## To do
Below are records; work out how many of their lines contain "text" and give only that number.

Extracts from a graphics dataset:
+---+

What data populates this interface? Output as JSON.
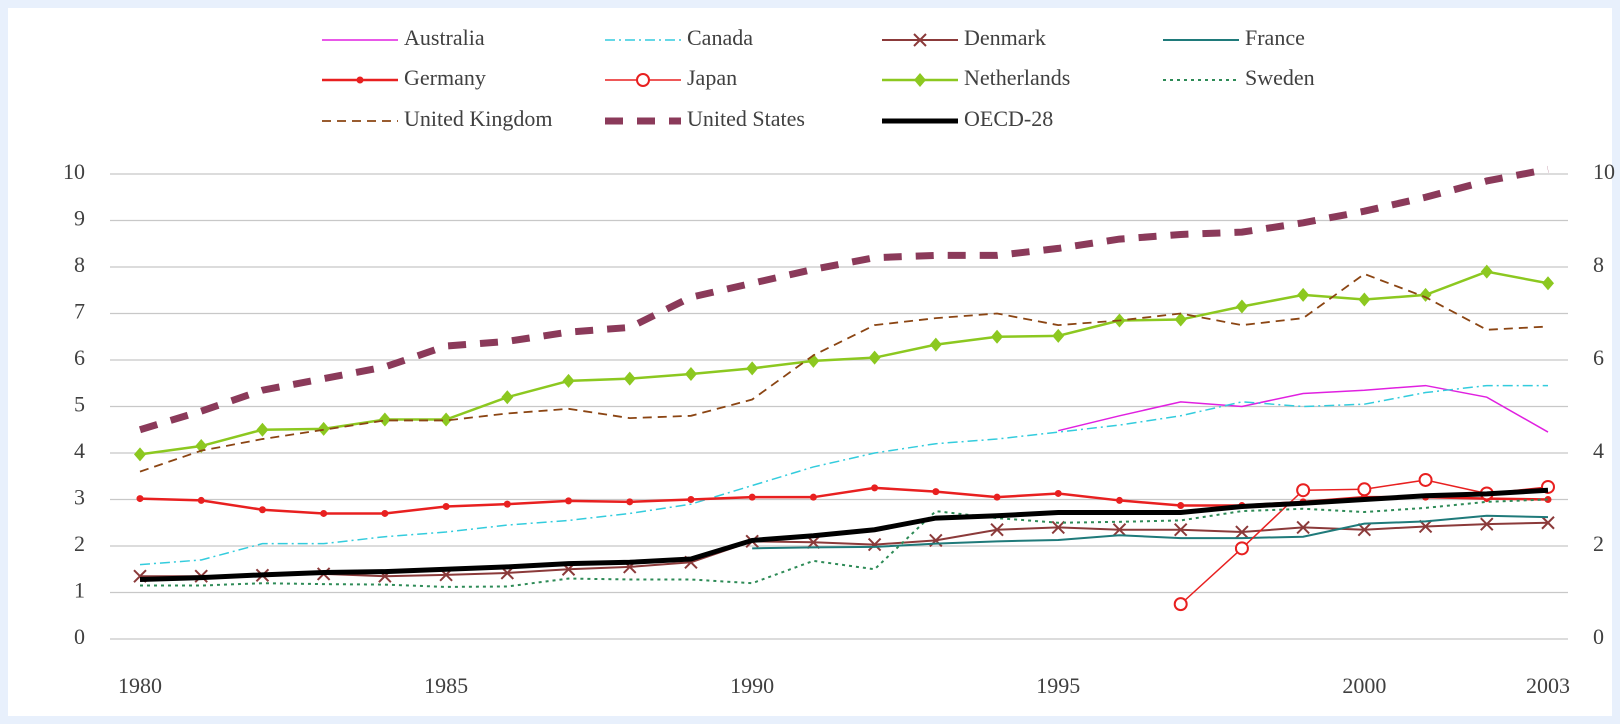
{
  "chart_data": {
    "type": "line",
    "x": [
      1980,
      1981,
      1982,
      1983,
      1984,
      1985,
      1986,
      1987,
      1988,
      1989,
      1990,
      1991,
      1992,
      1993,
      1994,
      1995,
      1996,
      1997,
      1998,
      1999,
      2000,
      2001,
      2002,
      2003
    ],
    "xlim": [
      1980,
      2003
    ],
    "xticks": [
      1980,
      1985,
      1990,
      1995,
      2000,
      2003
    ],
    "ylim": [
      0,
      10
    ],
    "yticks": [
      0,
      1,
      2,
      3,
      4,
      5,
      6,
      7,
      8,
      9,
      10
    ],
    "y2lim": [
      0,
      10
    ],
    "y2ticks": [
      0,
      2,
      4,
      6,
      8,
      10
    ],
    "grid": true,
    "legend": "top",
    "series": [
      {
        "name": "Australia",
        "color": "#e020e0",
        "line_style": "solid",
        "line_width": 1.5,
        "marker": "none",
        "values": [
          null,
          null,
          null,
          null,
          null,
          null,
          null,
          null,
          null,
          null,
          null,
          null,
          null,
          null,
          null,
          4.48,
          4.8,
          5.1,
          5.0,
          5.28,
          5.35,
          5.45,
          5.2,
          4.45
        ]
      },
      {
        "name": "Canada",
        "color": "#33ccdd",
        "line_style": "dashdot",
        "line_width": 1.5,
        "marker": "none",
        "values": [
          1.6,
          1.7,
          2.05,
          2.05,
          2.2,
          2.3,
          2.45,
          2.55,
          2.7,
          2.9,
          3.3,
          3.7,
          4.0,
          4.2,
          4.3,
          4.45,
          4.6,
          4.8,
          5.1,
          5.0,
          5.05,
          5.3,
          5.45,
          5.45
        ]
      },
      {
        "name": "Denmark",
        "color": "#8b3a3a",
        "line_style": "solid",
        "line_width": 2,
        "marker": "x",
        "values": [
          1.35,
          1.35,
          1.37,
          1.4,
          1.35,
          1.38,
          1.42,
          1.5,
          1.55,
          1.65,
          2.1,
          2.08,
          2.03,
          2.12,
          2.35,
          2.4,
          2.35,
          2.35,
          2.3,
          2.4,
          2.35,
          2.42,
          2.47,
          2.5
        ]
      },
      {
        "name": "France",
        "color": "#1f7a7a",
        "line_style": "solid",
        "line_width": 2,
        "marker": "none",
        "values": [
          null,
          null,
          null,
          null,
          null,
          null,
          null,
          null,
          null,
          null,
          1.95,
          1.97,
          1.98,
          2.05,
          2.1,
          2.13,
          2.23,
          2.17,
          2.17,
          2.2,
          2.48,
          2.53,
          2.65,
          2.62
        ]
      },
      {
        "name": "Germany",
        "color": "#e82020",
        "line_style": "solid",
        "line_width": 2.5,
        "marker": "dot",
        "values": [
          3.02,
          2.98,
          2.78,
          2.7,
          2.7,
          2.85,
          2.9,
          2.97,
          2.95,
          3.0,
          3.05,
          3.05,
          3.25,
          3.17,
          3.05,
          3.13,
          2.98,
          2.87,
          2.87,
          2.95,
          3.05,
          3.05,
          3.02,
          3.0
        ]
      },
      {
        "name": "Japan",
        "color": "#e82020",
        "line_style": "solid",
        "line_width": 1.5,
        "marker": "circle",
        "values": [
          null,
          null,
          null,
          null,
          null,
          null,
          null,
          null,
          null,
          null,
          null,
          null,
          null,
          null,
          null,
          null,
          null,
          0.75,
          1.95,
          3.2,
          3.22,
          3.42,
          3.13,
          3.27
        ]
      },
      {
        "name": "Netherlands",
        "color": "#8cc820",
        "line_style": "solid",
        "line_width": 2.5,
        "marker": "diamond",
        "values": [
          3.97,
          4.15,
          4.5,
          4.52,
          4.72,
          4.72,
          5.2,
          5.55,
          5.6,
          5.7,
          5.82,
          5.98,
          6.05,
          6.33,
          6.5,
          6.52,
          6.85,
          6.87,
          7.15,
          7.4,
          7.3,
          7.4,
          7.9,
          7.65
        ]
      },
      {
        "name": "Sweden",
        "color": "#2e8b57",
        "line_style": "dotted",
        "line_width": 2,
        "marker": "none",
        "values": [
          1.15,
          1.15,
          1.2,
          1.18,
          1.17,
          1.12,
          1.13,
          1.3,
          1.28,
          1.28,
          1.2,
          1.68,
          1.5,
          2.75,
          2.6,
          2.5,
          2.52,
          2.55,
          2.75,
          2.8,
          2.73,
          2.82,
          2.95,
          3.0
        ]
      },
      {
        "name": "United Kingdom",
        "color": "#8b4513",
        "line_style": "dashed",
        "line_width": 1.8,
        "marker": "none",
        "values": [
          3.6,
          4.05,
          4.3,
          4.5,
          4.7,
          4.7,
          4.85,
          4.95,
          4.75,
          4.8,
          5.15,
          6.1,
          6.75,
          6.9,
          7.0,
          6.75,
          6.85,
          7.0,
          6.75,
          6.9,
          7.85,
          7.35,
          6.65,
          6.72
        ]
      },
      {
        "name": "United States",
        "color": "#8b3a5a",
        "line_style": "bigdash",
        "line_width": 7,
        "marker": "none",
        "values": [
          4.5,
          4.9,
          5.35,
          5.6,
          5.85,
          6.3,
          6.4,
          6.6,
          6.7,
          7.35,
          7.65,
          7.95,
          8.2,
          8.25,
          8.25,
          8.4,
          8.6,
          8.7,
          8.75,
          8.95,
          9.2,
          9.5,
          9.85,
          10.1
        ]
      },
      {
        "name": "OECD-28",
        "color": "#000000",
        "line_style": "solid",
        "line_width": 5,
        "marker": "none",
        "values": [
          1.28,
          1.32,
          1.38,
          1.43,
          1.45,
          1.5,
          1.55,
          1.62,
          1.65,
          1.72,
          2.12,
          2.22,
          2.35,
          2.6,
          2.65,
          2.72,
          2.72,
          2.72,
          2.85,
          2.92,
          3.0,
          3.08,
          3.12,
          3.2
        ]
      }
    ]
  }
}
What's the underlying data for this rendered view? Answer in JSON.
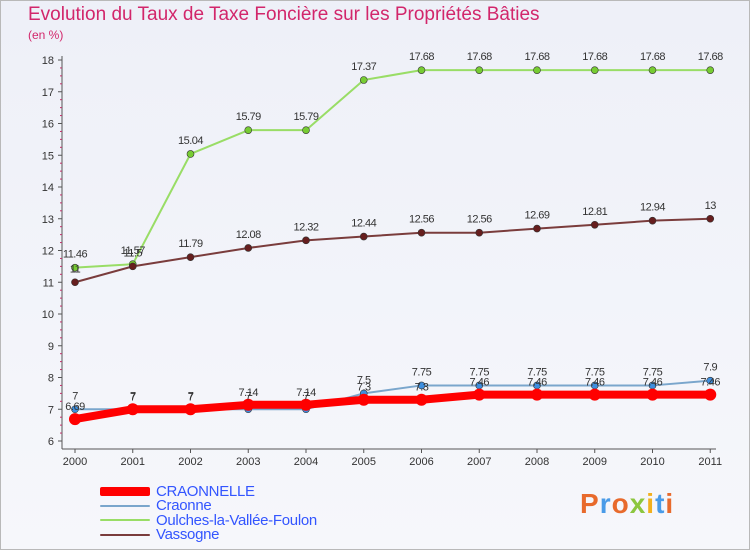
{
  "title": "Evolution du Taux de Taxe Foncière sur les Propriétés Bâties",
  "unit": "(en %)",
  "logo": "Proxiti",
  "chart_data": {
    "type": "line",
    "title": "Evolution du Taux de Taxe Foncière sur les Propriétés Bâties",
    "ylabel": "(en %)",
    "xlabel": "",
    "ylim": [
      6,
      18
    ],
    "yticks": [
      6,
      7,
      8,
      9,
      10,
      11,
      12,
      13,
      14,
      15,
      16,
      17,
      18
    ],
    "grid": false,
    "legend_position": "bottom-left",
    "x": [
      "2000",
      "2001",
      "2002",
      "2003",
      "2004",
      "2005",
      "2006",
      "2007",
      "2008",
      "2009",
      "2010",
      "2011"
    ],
    "series": [
      {
        "name": "CRAONNELLE",
        "color": "#ff0000",
        "marker": "#ff0000",
        "values": [
          6.69,
          7,
          7,
          7.14,
          7.14,
          7.3,
          7.3,
          7.46,
          7.46,
          7.46,
          7.46,
          7.46
        ],
        "labels": [
          "6.69",
          "7",
          "7",
          "7.14",
          "7.14",
          "7.3",
          "7.3",
          "7.46",
          "7.46",
          "7.46",
          "7.46",
          "7.46"
        ]
      },
      {
        "name": "Craonne",
        "color": "#7aa6cc",
        "marker": "#3d8fe0",
        "values": [
          7,
          7,
          7,
          7,
          7,
          7.5,
          7.75,
          7.75,
          7.75,
          7.75,
          7.75,
          7.9
        ],
        "labels": [
          "7",
          "7",
          "7",
          "7",
          "7",
          "7.5",
          "7.75",
          "7.75",
          "7.75",
          "7.75",
          "7.75",
          "7.9"
        ]
      },
      {
        "name": "Oulches-la-Vallée-Foulon",
        "color": "#99dd66",
        "marker": "#77cc33",
        "values": [
          11.46,
          11.57,
          15.04,
          15.79,
          15.79,
          17.37,
          17.68,
          17.68,
          17.68,
          17.68,
          17.68,
          17.68
        ],
        "labels": [
          "11.46",
          "11.57",
          "15.04",
          "15.79",
          "15.79",
          "17.37",
          "17.68",
          "17.68",
          "17.68",
          "17.68",
          "17.68",
          "17.68"
        ]
      },
      {
        "name": "Vassogne",
        "color": "#7a3c3c",
        "marker": "#661e1e",
        "values": [
          11,
          11.5,
          11.79,
          12.08,
          12.32,
          12.44,
          12.56,
          12.56,
          12.69,
          12.81,
          12.94,
          13
        ],
        "labels": [
          "11",
          "11.5",
          "11.79",
          "12.08",
          "12.32",
          "12.44",
          "12.56",
          "12.56",
          "12.69",
          "12.81",
          "12.94",
          "13"
        ]
      }
    ]
  }
}
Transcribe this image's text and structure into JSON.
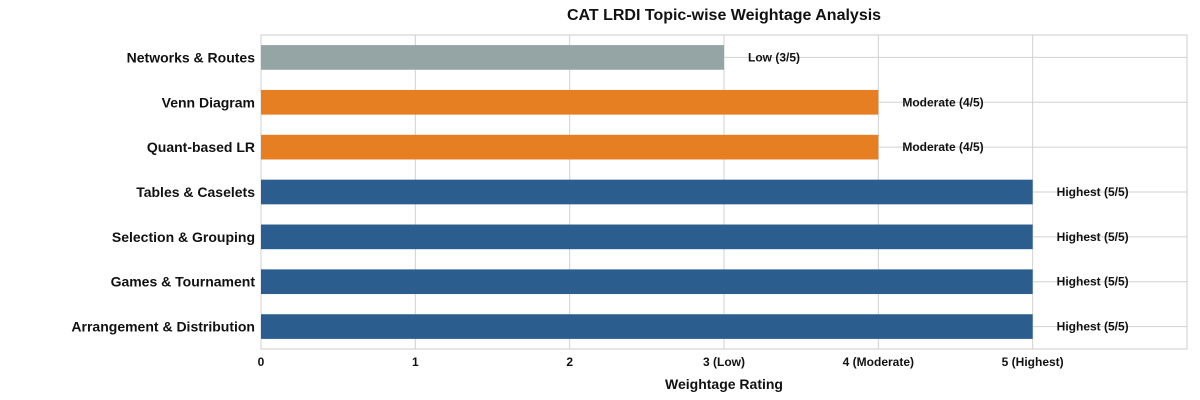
{
  "chart_data": {
    "type": "bar",
    "orientation": "horizontal",
    "title": "CAT LRDI Topic-wise Weightage Analysis",
    "xlabel": "Weightage Rating",
    "ylabel": "",
    "xlim": [
      0,
      6
    ],
    "grid": true,
    "x_ticks": [
      {
        "value": 0,
        "label": "0"
      },
      {
        "value": 1,
        "label": "1"
      },
      {
        "value": 2,
        "label": "2"
      },
      {
        "value": 3,
        "label": "3 (Low)"
      },
      {
        "value": 4,
        "label": "4 (Moderate)"
      },
      {
        "value": 5,
        "label": "5 (Highest)"
      }
    ],
    "categories": [
      "Networks & Routes",
      "Venn Diagram",
      "Quant-based LR",
      "Tables & Caselets",
      "Selection & Grouping",
      "Games & Tournament",
      "Arrangement & Distribution"
    ],
    "values": [
      3,
      4,
      4,
      5,
      5,
      5,
      5
    ],
    "data_labels": [
      "Low (3/5)",
      "Moderate (4/5)",
      "Moderate (4/5)",
      "Highest (5/5)",
      "Highest (5/5)",
      "Highest (5/5)",
      "Highest (5/5)"
    ],
    "bar_colors": [
      "#95a5a6",
      "#e67e22",
      "#e67e22",
      "#2c5d8f",
      "#2c5d8f",
      "#2c5d8f",
      "#2c5d8f"
    ]
  },
  "colors": {
    "grid": "#d0d0d0",
    "frame": "#cccccc",
    "text": "#111111"
  }
}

+---+

## Full answer
2